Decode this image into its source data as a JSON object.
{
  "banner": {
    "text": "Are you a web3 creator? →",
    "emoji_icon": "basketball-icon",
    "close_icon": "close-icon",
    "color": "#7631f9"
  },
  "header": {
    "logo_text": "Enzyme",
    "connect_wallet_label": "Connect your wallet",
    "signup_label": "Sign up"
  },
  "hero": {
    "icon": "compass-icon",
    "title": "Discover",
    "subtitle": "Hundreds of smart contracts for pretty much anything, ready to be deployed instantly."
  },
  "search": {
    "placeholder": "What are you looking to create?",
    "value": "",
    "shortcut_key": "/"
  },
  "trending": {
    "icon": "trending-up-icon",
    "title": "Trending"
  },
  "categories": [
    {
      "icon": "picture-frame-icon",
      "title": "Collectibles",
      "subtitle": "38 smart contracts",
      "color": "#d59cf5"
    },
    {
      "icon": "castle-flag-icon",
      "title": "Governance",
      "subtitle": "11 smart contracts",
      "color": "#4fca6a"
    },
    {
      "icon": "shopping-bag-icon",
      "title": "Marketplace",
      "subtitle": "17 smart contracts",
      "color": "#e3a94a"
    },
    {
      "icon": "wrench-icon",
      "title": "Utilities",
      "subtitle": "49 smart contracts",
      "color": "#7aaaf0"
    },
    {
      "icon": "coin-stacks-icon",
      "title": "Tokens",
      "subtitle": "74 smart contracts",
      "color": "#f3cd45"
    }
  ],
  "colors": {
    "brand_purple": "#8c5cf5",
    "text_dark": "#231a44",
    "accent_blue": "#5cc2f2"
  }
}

Task goal:
Every line of the material should come back unchanged.

Result for this exercise:
Decode this image into its source data as a JSON object.
{
  "banner": {
    "text": "Are you a web3 creator? →",
    "emoji_icon": "basketball-icon",
    "close_icon": "close-icon",
    "color": "#7631f9"
  },
  "header": {
    "logo_text": "Enzyme",
    "connect_wallet_label": "Connect your wallet",
    "signup_label": "Sign up"
  },
  "hero": {
    "icon": "compass-icon",
    "title": "Discover",
    "subtitle": "Hundreds of smart contracts for pretty much anything, ready to be deployed instantly."
  },
  "search": {
    "placeholder": "What are you looking to create?",
    "value": "",
    "shortcut_key": "/"
  },
  "trending": {
    "icon": "trending-up-icon",
    "title": "Trending"
  },
  "categories": [
    {
      "icon": "picture-frame-icon",
      "title": "Collectibles",
      "subtitle": "38 smart contracts",
      "color": "#d59cf5"
    },
    {
      "icon": "castle-flag-icon",
      "title": "Governance",
      "subtitle": "11 smart contracts",
      "color": "#4fca6a"
    },
    {
      "icon": "shopping-bag-icon",
      "title": "Marketplace",
      "subtitle": "17 smart contracts",
      "color": "#e3a94a"
    },
    {
      "icon": "wrench-icon",
      "title": "Utilities",
      "subtitle": "49 smart contracts",
      "color": "#7aaaf0"
    },
    {
      "icon": "coin-stacks-icon",
      "title": "Tokens",
      "subtitle": "74 smart contracts",
      "color": "#f3cd45"
    }
  ],
  "colors": {
    "brand_purple": "#8c5cf5",
    "text_dark": "#231a44",
    "accent_blue": "#5cc2f2"
  }
}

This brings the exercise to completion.